Avant de se lancer dans une lutte éternelle contre les écureuils qui viennent voler des tomates, il ne faut pas oublier que ces petits animaux suivent simplement leur instinct : ils ont faim, et si la nourriture est à portée de pattes, ils se servent.

« Ils sont intelligents, les animaux, ils sont capables et déterminés. Pensez-y : si vous avez faim et que votre armoire ou votre réfrigérateur est verrouillé, vous allez trouver le moyen de le déverrouiller », résume la préposée aux renseignements horticoles.

Pascale Maynard suggère d’apprendre à cohabiter avec les mammifères qui vivent sur notre territoire, et d’orienter ses choix de végétaux en conséquence. Il est possible d’éviter les fruits et les plantes qui attirent le plus certaines espèces pour se faire un jardin qui les intéresse moins.

« L’an dernier, j’ai planté une dizaine de plants de tomates et j’en ai récolté seulement deux en raison des écureuils! C’est frustrant, je l’admets, mais j’ai eu du plaisir à planter et du plaisir à voir les animaux, je vis bien avec ça. Ce que j’ai réalisé, c’est qu’il y a d’autres plants auxquels ils n’ont pas touché. Je favorise donc les plants qui sont moins intéressants pour eux, comme les fines herbes, et pour les autres comme les tomates, je vais les garder en pot, sur mon balcon, proche de ma porte patio. Je vais mettre un grillage pour protéger le tout. »

- _DONNÉES FOURNIES_
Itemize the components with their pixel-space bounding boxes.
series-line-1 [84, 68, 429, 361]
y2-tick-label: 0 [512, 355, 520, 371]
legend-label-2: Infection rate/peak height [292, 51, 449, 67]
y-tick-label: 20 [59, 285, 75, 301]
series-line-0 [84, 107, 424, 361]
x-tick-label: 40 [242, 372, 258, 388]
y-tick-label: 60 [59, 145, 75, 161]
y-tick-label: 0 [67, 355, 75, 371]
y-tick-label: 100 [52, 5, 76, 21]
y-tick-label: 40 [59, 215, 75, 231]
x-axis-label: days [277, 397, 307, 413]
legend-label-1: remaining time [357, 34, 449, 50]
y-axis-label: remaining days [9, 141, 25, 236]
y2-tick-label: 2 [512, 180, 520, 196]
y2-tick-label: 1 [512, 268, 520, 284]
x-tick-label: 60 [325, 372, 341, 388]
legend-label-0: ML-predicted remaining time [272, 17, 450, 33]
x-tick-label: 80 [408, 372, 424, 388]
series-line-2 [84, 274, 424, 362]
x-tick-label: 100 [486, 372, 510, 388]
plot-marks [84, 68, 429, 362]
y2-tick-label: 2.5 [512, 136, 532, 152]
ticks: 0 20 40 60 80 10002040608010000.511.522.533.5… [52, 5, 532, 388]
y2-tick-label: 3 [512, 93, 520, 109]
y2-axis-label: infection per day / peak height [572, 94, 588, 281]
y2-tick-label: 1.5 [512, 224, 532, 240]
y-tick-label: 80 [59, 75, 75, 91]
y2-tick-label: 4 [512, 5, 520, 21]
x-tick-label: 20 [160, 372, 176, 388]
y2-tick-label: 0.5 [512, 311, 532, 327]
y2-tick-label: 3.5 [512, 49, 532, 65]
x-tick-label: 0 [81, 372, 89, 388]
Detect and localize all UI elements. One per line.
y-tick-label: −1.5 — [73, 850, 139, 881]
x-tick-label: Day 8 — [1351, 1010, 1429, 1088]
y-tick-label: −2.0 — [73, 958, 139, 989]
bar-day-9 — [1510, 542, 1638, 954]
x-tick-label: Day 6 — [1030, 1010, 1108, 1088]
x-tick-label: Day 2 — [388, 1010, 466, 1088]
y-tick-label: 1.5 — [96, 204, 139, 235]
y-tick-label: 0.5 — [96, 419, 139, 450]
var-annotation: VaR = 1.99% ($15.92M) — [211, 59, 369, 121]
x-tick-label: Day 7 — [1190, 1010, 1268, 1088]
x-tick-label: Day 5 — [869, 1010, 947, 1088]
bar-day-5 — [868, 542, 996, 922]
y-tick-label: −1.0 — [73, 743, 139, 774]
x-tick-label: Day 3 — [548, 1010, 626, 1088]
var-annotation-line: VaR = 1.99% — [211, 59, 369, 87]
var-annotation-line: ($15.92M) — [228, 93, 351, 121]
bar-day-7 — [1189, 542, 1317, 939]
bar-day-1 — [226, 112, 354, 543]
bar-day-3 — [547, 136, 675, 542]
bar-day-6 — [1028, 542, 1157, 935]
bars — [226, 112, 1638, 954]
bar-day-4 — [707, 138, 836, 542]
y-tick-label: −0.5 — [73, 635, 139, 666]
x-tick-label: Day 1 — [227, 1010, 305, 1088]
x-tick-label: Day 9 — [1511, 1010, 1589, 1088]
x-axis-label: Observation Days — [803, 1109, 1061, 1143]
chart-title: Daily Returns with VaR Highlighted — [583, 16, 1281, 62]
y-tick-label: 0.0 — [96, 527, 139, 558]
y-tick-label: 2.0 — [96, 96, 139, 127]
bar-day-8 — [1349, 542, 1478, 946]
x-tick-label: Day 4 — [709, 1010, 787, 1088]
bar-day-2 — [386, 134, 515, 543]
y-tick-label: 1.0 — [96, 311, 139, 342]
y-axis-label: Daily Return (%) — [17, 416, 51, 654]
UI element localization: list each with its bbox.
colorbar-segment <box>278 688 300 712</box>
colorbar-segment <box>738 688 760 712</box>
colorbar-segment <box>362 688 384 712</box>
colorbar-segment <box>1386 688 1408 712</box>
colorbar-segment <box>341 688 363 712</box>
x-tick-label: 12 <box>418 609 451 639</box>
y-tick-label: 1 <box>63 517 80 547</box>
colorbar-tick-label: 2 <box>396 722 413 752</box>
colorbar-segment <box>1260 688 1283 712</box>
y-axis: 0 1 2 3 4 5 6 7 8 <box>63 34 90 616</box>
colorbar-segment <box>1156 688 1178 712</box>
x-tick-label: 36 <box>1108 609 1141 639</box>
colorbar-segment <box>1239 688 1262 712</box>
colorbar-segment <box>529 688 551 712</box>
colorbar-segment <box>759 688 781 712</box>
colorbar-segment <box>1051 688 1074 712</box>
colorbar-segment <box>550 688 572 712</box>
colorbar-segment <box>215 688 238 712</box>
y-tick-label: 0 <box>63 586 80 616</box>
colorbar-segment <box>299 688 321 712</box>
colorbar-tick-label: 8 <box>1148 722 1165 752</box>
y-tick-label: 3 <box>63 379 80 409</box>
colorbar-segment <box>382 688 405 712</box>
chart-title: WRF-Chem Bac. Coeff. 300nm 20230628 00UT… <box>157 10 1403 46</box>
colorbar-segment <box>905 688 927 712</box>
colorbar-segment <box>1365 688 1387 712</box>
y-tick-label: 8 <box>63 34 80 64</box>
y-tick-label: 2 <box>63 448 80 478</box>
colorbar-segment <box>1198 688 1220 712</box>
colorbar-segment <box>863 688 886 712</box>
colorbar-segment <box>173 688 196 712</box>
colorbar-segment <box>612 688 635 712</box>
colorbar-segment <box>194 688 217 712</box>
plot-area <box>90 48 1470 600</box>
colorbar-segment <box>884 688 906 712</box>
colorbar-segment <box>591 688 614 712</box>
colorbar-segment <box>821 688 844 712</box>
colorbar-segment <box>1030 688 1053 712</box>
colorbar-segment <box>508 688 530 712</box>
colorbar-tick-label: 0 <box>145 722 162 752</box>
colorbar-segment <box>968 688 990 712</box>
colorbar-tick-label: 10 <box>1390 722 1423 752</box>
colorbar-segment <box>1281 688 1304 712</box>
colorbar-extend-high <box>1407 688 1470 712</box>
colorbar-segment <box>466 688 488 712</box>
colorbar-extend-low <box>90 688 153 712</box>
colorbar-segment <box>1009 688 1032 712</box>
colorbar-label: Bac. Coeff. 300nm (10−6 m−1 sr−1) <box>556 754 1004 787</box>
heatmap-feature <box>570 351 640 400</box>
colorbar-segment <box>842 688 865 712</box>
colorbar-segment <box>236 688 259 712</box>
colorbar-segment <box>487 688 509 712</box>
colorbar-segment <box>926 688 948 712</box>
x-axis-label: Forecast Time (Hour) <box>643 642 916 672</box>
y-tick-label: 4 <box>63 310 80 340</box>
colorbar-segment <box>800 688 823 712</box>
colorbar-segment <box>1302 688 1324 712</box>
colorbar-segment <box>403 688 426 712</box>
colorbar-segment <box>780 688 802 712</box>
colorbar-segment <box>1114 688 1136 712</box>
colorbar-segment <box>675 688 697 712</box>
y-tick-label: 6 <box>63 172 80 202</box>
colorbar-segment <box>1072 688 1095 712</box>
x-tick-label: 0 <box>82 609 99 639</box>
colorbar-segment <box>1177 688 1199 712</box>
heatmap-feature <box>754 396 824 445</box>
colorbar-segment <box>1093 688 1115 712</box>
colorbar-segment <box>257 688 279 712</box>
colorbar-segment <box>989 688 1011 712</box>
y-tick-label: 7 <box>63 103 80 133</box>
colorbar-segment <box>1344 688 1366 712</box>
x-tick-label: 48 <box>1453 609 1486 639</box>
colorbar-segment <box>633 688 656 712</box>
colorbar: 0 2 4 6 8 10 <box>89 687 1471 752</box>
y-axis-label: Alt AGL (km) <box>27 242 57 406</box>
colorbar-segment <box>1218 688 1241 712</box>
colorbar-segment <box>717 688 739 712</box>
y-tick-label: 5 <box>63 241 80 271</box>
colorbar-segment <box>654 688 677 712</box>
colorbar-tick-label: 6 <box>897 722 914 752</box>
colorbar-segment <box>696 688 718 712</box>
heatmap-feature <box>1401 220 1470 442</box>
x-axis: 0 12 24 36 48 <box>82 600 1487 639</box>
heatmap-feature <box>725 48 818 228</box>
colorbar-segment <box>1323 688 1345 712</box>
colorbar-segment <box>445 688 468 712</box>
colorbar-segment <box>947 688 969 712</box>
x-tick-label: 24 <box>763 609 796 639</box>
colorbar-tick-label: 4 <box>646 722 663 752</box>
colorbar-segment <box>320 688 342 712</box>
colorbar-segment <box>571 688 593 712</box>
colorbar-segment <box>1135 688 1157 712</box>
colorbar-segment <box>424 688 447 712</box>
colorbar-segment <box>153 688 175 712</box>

- _VOTRE TRAVAIL_
1. Dans le texte sur les écureuils, que suggère Pascale Maynard ?
2. Poursuivez le texte sur les écureuils après sa dernière phrase.
Les lignes n'ont aucun lien avec le texte sur les écureuils.

- _RÉPONSES_
1. Elle suggère d'apprendre à cohabiter avec les mammifères qui vivent sur notre territoire et d'orienter ses choix de végétaux en conséquence.

2.
- Pascale Maynard

Tout est une question d’adaptation, mais il est surtout important de ne pas se décourager en raison des animaux. Le site du Jardin botanique regroupe de l’information sur les méthodes à privilégier face à ces mammifères, ainsi que des suggestions de végétaux pour moins les attirer. Le Petit Rendez-vous horticole, qui se déroule du 28 au 30 mai au Jardin botanique, est aussi une occasion d’aller poser vos questions aux spécialistes de l’horticulture. 

Face à l'ingéniosité des espèces qui s’introduisent dans nos jardins, à peu près rien n’est infaillible, mais on peut aussi célébrer les bons côtés de la présence de ces petits visiteurs et même en profiter pour prendre quelques photos. « Il faut essayer différentes stratégies et s’ajuster comme eux autres s’ajustent! Il faut aussi savoir profiter de cette faune qui se retrouve dans notre jardin », conclut Pascale Maynard.